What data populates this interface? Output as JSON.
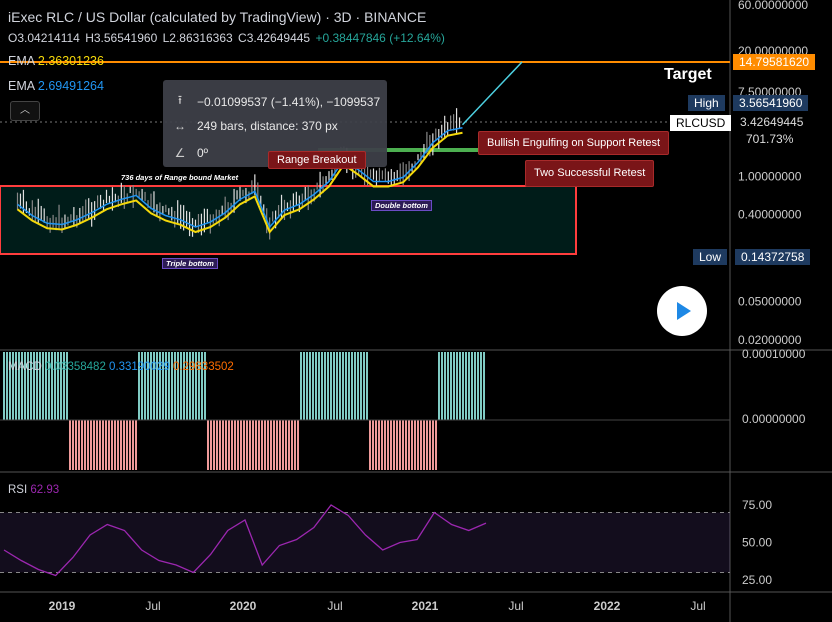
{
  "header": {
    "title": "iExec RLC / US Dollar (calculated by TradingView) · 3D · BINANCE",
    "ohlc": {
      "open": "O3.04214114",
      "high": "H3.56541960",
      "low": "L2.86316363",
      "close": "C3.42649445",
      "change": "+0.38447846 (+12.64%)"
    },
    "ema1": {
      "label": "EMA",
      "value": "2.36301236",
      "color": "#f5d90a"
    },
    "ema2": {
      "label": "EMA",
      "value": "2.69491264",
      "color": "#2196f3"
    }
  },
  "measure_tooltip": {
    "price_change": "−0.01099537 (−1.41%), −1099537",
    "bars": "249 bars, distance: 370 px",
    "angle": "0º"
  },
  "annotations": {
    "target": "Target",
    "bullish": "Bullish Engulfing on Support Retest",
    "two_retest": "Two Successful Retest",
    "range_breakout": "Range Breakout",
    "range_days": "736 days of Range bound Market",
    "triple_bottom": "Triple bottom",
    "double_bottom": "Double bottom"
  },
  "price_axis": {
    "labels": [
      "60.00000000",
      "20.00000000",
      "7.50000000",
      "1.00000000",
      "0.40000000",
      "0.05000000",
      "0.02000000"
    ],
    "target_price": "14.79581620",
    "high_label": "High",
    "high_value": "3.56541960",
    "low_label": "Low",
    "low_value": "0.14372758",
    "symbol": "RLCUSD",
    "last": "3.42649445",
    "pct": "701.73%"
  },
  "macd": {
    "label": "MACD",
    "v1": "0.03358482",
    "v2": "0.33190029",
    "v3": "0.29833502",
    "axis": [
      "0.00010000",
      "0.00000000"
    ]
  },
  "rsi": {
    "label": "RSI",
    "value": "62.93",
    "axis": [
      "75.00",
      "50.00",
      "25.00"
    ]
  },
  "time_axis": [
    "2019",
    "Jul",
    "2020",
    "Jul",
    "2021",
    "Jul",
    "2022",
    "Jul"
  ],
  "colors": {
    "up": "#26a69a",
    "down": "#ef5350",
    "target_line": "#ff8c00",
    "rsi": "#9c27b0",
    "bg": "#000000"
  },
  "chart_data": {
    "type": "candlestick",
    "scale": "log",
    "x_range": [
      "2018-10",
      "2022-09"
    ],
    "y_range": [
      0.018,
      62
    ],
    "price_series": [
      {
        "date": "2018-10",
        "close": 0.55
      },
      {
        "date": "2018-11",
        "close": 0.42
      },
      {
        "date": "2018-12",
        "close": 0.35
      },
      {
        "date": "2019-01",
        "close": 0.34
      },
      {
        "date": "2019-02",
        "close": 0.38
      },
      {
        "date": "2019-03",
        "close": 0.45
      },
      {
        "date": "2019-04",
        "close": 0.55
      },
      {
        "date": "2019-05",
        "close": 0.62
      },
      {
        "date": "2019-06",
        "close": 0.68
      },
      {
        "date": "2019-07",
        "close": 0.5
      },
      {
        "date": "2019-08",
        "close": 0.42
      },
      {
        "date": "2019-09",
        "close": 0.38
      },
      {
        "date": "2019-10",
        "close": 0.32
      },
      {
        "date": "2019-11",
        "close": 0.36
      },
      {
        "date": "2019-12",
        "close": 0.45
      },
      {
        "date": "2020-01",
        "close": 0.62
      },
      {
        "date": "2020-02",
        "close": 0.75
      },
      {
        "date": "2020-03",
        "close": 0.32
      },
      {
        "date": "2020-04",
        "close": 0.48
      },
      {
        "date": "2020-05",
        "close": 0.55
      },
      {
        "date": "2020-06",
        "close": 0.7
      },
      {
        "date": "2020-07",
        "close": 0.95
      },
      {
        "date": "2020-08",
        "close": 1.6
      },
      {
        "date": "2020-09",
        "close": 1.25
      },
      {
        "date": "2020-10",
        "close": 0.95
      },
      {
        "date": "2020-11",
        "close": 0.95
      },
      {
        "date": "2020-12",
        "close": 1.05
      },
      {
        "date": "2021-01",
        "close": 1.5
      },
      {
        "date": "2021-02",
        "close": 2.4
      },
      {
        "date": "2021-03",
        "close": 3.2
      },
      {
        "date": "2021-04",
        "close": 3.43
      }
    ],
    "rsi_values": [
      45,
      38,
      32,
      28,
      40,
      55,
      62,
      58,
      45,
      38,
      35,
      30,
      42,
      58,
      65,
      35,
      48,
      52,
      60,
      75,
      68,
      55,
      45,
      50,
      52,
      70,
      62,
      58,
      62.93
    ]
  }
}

◆ ◆ ◆ ◆ ◆

### Task prompt
Exclude the pictures and transcribe all of the entries exactly.

### The answer
What data populates this interface? Output as JSON.
{
  "header": {
    "title": "iExec RLC / US Dollar (calculated by TradingView) · 3D · BINANCE",
    "ohlc": {
      "open": "O3.04214114",
      "high": "H3.56541960",
      "low": "L2.86316363",
      "close": "C3.42649445",
      "change": "+0.38447846 (+12.64%)"
    },
    "ema1": {
      "label": "EMA",
      "value": "2.36301236",
      "color": "#f5d90a"
    },
    "ema2": {
      "label": "EMA",
      "value": "2.69491264",
      "color": "#2196f3"
    }
  },
  "measure_tooltip": {
    "price_change": "−0.01099537 (−1.41%), −1099537",
    "bars": "249 bars, distance: 370 px",
    "angle": "0º"
  },
  "annotations": {
    "target": "Target",
    "bullish": "Bullish Engulfing on Support Retest",
    "two_retest": "Two Successful Retest",
    "range_breakout": "Range Breakout",
    "range_days": "736 days of Range bound Market",
    "triple_bottom": "Triple bottom",
    "double_bottom": "Double bottom"
  },
  "price_axis": {
    "labels": [
      "60.00000000",
      "20.00000000",
      "7.50000000",
      "1.00000000",
      "0.40000000",
      "0.05000000",
      "0.02000000"
    ],
    "target_price": "14.79581620",
    "high_label": "High",
    "high_value": "3.56541960",
    "low_label": "Low",
    "low_value": "0.14372758",
    "symbol": "RLCUSD",
    "last": "3.42649445",
    "pct": "701.73%"
  },
  "macd": {
    "label": "MACD",
    "v1": "0.03358482",
    "v2": "0.33190029",
    "v3": "0.29833502",
    "axis": [
      "0.00010000",
      "0.00000000"
    ]
  },
  "rsi": {
    "label": "RSI",
    "value": "62.93",
    "axis": [
      "75.00",
      "50.00",
      "25.00"
    ]
  },
  "time_axis": [
    "2019",
    "Jul",
    "2020",
    "Jul",
    "2021",
    "Jul",
    "2022",
    "Jul"
  ],
  "colors": {
    "up": "#26a69a",
    "down": "#ef5350",
    "target_line": "#ff8c00",
    "rsi": "#9c27b0",
    "bg": "#000000"
  },
  "chart_data": {
    "type": "candlestick",
    "scale": "log",
    "x_range": [
      "2018-10",
      "2022-09"
    ],
    "y_range": [
      0.018,
      62
    ],
    "price_series": [
      {
        "date": "2018-10",
        "close": 0.55
      },
      {
        "date": "2018-11",
        "close": 0.42
      },
      {
        "date": "2018-12",
        "close": 0.35
      },
      {
        "date": "2019-01",
        "close": 0.34
      },
      {
        "date": "2019-02",
        "close": 0.38
      },
      {
        "date": "2019-03",
        "close": 0.45
      },
      {
        "date": "2019-04",
        "close": 0.55
      },
      {
        "date": "2019-05",
        "close": 0.62
      },
      {
        "date": "2019-06",
        "close": 0.68
      },
      {
        "date": "2019-07",
        "close": 0.5
      },
      {
        "date": "2019-08",
        "close": 0.42
      },
      {
        "date": "2019-09",
        "close": 0.38
      },
      {
        "date": "2019-10",
        "close": 0.32
      },
      {
        "date": "2019-11",
        "close": 0.36
      },
      {
        "date": "2019-12",
        "close": 0.45
      },
      {
        "date": "2020-01",
        "close": 0.62
      },
      {
        "date": "2020-02",
        "close": 0.75
      },
      {
        "date": "2020-03",
        "close": 0.32
      },
      {
        "date": "2020-04",
        "close": 0.48
      },
      {
        "date": "2020-05",
        "close": 0.55
      },
      {
        "date": "2020-06",
        "close": 0.7
      },
      {
        "date": "2020-07",
        "close": 0.95
      },
      {
        "date": "2020-08",
        "close": 1.6
      },
      {
        "date": "2020-09",
        "close": 1.25
      },
      {
        "date": "2020-10",
        "close": 0.95
      },
      {
        "date": "2020-11",
        "close": 0.95
      },
      {
        "date": "2020-12",
        "close": 1.05
      },
      {
        "date": "2021-01",
        "close": 1.5
      },
      {
        "date": "2021-02",
        "close": 2.4
      },
      {
        "date": "2021-03",
        "close": 3.2
      },
      {
        "date": "2021-04",
        "close": 3.43
      }
    ],
    "rsi_values": [
      45,
      38,
      32,
      28,
      40,
      55,
      62,
      58,
      45,
      38,
      35,
      30,
      42,
      58,
      65,
      35,
      48,
      52,
      60,
      75,
      68,
      55,
      45,
      50,
      52,
      70,
      62,
      58,
      62.93
    ]
  }
}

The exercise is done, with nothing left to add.